* **Stated goal**: Keep only the lines that hold the string "资产负债表", filtering out the rest of the entries below.

* **Entries shown**:
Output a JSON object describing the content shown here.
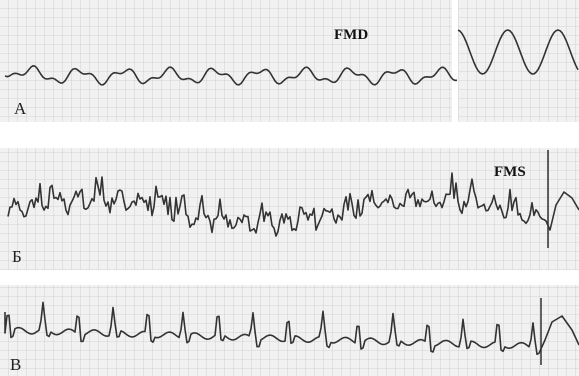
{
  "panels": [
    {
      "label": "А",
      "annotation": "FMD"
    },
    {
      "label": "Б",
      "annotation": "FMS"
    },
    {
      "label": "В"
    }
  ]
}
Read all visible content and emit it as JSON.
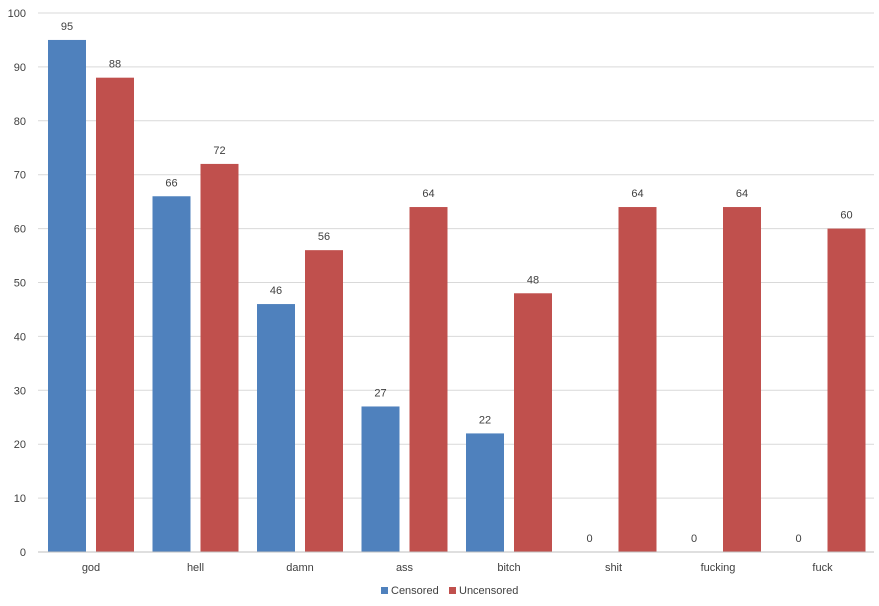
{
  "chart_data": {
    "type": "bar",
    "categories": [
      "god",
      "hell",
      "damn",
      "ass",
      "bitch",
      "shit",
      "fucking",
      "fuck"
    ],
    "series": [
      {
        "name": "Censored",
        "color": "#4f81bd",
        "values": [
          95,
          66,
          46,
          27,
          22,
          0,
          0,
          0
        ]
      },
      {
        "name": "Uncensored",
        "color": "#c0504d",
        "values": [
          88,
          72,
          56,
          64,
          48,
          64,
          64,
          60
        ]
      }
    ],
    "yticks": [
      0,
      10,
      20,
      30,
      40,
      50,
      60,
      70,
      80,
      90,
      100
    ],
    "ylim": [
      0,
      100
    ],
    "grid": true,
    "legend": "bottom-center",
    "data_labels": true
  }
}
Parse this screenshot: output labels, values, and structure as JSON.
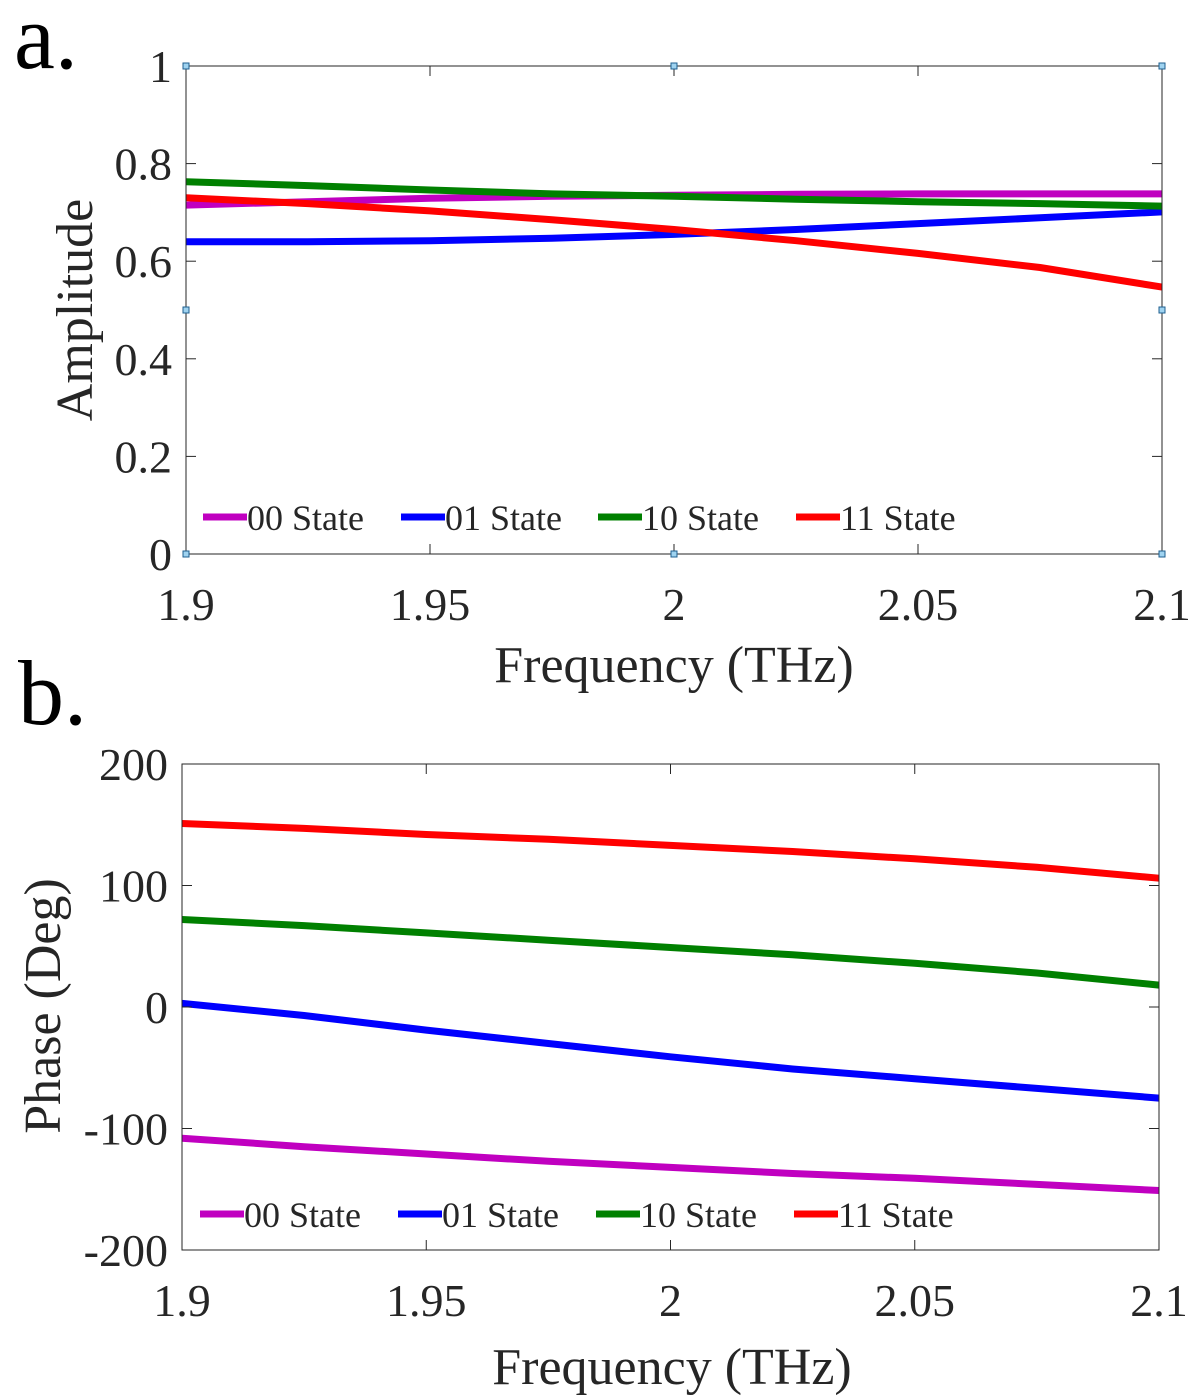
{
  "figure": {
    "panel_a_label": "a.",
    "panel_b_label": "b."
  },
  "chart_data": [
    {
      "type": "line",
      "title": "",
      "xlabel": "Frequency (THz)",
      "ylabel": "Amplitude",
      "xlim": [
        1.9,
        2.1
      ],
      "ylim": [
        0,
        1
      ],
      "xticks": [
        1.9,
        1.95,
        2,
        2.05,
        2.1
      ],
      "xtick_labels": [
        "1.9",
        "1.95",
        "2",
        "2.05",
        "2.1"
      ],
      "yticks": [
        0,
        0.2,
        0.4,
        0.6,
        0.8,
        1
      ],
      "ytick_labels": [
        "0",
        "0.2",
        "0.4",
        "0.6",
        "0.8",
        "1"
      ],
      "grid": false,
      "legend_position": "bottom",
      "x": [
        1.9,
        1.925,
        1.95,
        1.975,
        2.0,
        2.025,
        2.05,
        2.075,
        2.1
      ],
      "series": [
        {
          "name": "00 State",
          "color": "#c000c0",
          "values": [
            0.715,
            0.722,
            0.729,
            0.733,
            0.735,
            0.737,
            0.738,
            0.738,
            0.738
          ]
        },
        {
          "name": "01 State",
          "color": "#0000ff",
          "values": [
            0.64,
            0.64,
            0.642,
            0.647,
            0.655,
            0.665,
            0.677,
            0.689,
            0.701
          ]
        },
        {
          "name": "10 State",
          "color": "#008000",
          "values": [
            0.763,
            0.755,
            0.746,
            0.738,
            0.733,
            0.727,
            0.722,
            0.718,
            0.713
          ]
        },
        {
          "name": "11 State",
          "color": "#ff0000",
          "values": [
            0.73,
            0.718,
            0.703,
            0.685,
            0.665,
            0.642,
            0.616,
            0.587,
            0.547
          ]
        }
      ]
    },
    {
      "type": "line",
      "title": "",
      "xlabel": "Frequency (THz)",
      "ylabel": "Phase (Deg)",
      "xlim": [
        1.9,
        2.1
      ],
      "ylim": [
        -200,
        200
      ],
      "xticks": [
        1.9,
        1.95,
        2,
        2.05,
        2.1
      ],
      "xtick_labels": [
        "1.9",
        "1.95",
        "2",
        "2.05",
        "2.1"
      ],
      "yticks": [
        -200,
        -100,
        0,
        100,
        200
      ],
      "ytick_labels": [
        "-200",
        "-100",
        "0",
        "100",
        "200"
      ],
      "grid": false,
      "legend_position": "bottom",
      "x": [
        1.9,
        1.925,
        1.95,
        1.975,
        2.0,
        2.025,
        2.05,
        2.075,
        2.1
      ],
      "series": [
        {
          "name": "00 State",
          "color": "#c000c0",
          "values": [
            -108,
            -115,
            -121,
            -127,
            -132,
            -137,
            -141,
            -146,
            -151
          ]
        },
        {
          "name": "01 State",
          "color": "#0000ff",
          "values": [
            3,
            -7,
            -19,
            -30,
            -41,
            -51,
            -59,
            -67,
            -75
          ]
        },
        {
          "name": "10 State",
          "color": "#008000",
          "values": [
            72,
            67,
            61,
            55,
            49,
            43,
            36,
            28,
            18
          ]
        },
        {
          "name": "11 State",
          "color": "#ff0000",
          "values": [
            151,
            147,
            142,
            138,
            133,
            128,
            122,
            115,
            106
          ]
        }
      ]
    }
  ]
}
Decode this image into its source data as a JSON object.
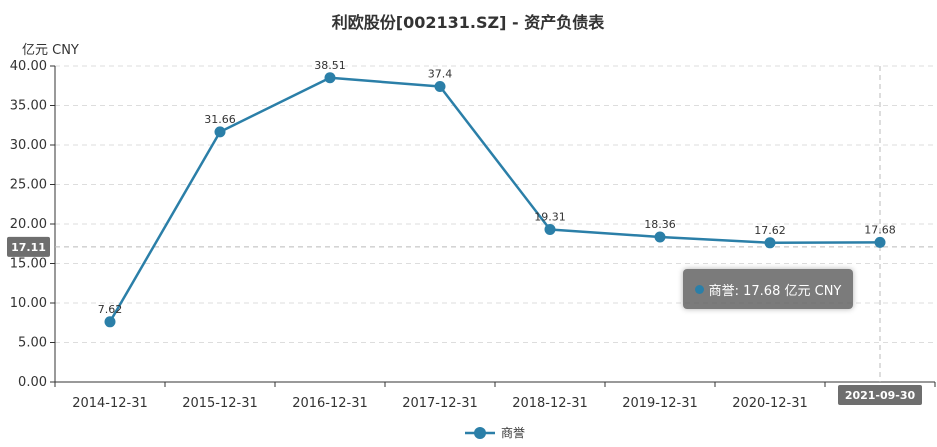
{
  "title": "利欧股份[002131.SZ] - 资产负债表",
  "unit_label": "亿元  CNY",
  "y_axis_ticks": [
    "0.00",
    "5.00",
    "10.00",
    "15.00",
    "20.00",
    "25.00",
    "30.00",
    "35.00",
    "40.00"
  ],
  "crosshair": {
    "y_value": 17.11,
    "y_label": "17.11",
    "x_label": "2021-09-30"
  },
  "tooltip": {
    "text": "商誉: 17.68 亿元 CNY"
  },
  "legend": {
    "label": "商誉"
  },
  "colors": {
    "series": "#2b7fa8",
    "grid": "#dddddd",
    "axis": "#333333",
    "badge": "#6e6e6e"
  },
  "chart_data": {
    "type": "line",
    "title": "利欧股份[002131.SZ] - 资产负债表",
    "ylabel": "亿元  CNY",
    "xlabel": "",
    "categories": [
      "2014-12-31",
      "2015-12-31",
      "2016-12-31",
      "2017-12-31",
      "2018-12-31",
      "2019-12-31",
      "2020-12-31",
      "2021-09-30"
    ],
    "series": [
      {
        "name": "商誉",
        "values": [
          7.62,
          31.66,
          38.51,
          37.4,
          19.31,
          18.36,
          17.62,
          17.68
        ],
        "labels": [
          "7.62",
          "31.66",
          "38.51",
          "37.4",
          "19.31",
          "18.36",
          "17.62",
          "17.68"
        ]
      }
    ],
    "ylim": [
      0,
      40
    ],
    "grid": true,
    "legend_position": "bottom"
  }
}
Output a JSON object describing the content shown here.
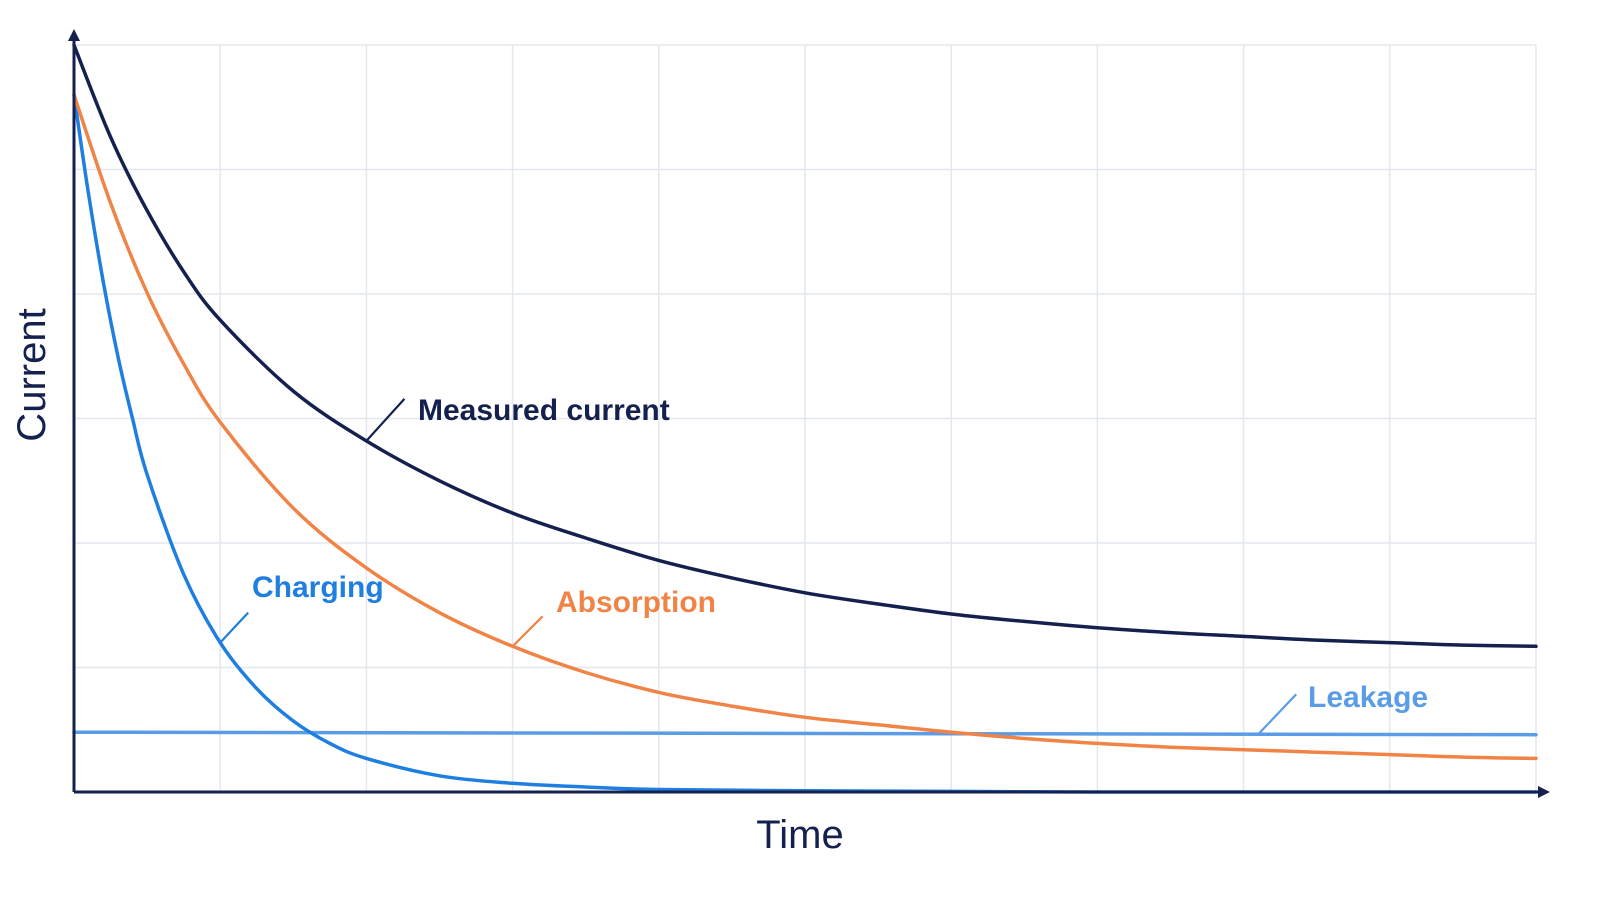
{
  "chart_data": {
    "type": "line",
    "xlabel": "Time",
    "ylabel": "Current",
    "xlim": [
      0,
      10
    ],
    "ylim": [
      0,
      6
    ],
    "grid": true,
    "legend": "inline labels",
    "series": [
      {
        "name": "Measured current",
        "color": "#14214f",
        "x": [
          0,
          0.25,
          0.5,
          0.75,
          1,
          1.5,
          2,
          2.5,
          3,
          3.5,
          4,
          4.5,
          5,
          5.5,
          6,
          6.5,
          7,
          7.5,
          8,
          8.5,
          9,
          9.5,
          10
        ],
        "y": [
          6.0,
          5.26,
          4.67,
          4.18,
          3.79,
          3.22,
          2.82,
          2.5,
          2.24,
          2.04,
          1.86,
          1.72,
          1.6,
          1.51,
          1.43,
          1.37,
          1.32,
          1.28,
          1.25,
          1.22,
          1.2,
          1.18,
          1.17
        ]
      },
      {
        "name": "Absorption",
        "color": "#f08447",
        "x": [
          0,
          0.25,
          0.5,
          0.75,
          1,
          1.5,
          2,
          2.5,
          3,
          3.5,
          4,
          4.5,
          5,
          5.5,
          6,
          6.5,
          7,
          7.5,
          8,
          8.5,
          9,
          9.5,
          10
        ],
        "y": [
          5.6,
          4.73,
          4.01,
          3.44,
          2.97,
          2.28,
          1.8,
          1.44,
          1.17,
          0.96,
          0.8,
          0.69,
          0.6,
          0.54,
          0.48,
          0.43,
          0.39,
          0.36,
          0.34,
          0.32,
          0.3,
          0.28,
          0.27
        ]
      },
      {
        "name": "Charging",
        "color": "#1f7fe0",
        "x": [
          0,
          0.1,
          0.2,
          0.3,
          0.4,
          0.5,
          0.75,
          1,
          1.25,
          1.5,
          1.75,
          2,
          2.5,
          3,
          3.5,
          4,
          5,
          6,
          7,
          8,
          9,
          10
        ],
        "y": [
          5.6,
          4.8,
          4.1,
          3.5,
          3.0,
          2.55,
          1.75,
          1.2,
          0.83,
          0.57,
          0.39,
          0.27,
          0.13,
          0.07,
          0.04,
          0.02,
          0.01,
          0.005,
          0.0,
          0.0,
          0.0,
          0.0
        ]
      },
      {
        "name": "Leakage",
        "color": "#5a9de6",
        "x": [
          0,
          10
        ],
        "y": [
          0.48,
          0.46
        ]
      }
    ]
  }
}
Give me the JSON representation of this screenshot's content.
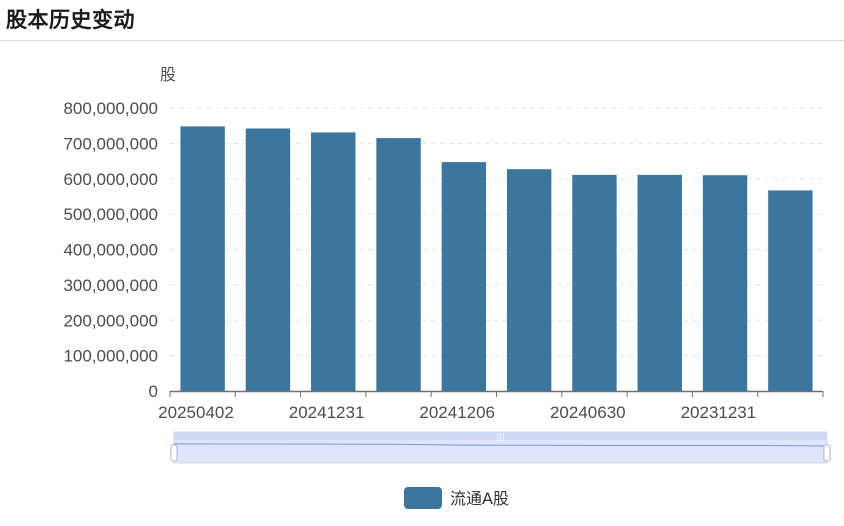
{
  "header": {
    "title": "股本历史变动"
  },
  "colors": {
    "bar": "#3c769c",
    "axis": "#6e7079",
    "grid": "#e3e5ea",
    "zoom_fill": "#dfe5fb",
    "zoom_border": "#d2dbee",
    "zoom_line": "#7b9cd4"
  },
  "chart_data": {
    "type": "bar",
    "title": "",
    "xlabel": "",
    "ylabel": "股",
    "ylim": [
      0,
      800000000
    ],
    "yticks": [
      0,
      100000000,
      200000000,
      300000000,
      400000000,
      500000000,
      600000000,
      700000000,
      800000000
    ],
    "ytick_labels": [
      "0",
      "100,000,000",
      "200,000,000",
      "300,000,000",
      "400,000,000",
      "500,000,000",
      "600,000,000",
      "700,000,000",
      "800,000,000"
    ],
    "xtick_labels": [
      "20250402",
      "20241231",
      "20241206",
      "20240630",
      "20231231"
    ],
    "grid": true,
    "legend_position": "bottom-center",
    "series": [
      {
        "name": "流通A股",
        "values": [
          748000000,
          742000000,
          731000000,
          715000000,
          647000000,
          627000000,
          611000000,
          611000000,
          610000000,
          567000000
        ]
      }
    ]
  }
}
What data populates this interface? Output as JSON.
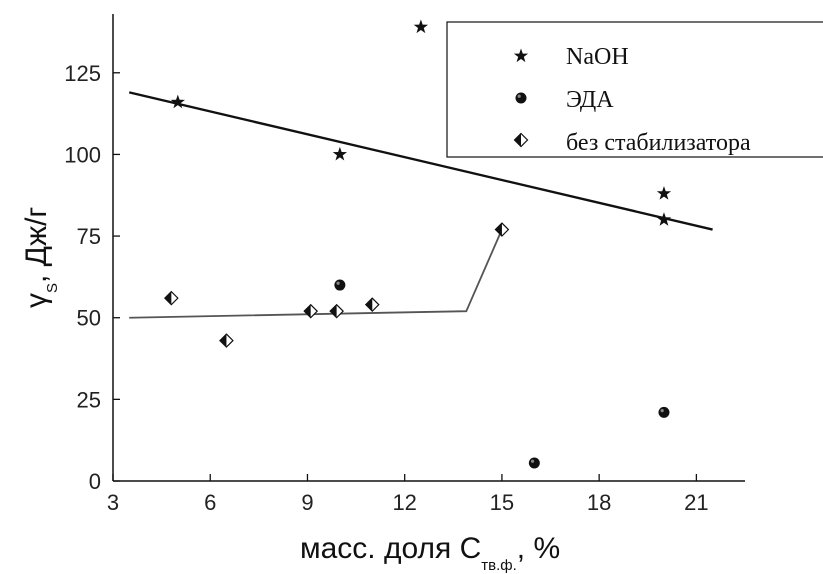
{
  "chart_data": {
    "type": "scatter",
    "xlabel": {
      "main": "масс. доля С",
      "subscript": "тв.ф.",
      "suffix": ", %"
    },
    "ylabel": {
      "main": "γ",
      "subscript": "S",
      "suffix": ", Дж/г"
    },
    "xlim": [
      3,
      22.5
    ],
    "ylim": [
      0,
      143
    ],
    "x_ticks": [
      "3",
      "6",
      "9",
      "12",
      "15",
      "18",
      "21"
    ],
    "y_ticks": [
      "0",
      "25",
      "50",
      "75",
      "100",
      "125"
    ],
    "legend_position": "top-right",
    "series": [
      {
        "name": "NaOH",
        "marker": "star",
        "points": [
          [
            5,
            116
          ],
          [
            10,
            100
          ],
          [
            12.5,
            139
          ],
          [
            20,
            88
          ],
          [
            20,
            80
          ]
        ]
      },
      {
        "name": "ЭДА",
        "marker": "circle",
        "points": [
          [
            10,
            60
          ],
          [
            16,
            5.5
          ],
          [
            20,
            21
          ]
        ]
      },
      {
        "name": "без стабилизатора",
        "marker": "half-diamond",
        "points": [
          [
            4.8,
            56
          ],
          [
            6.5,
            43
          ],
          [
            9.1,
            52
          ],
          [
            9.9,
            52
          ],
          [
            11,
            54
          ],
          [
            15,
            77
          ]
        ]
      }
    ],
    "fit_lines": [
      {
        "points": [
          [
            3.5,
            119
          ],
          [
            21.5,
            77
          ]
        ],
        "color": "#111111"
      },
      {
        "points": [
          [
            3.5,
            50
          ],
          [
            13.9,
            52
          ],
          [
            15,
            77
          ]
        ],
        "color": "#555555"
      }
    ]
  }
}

* **Correct result**:
  "title": "利欧股份[002131.SZ] - 资产负债表",
    "title": "利欧股份[002131.SZ] - 资产负债表",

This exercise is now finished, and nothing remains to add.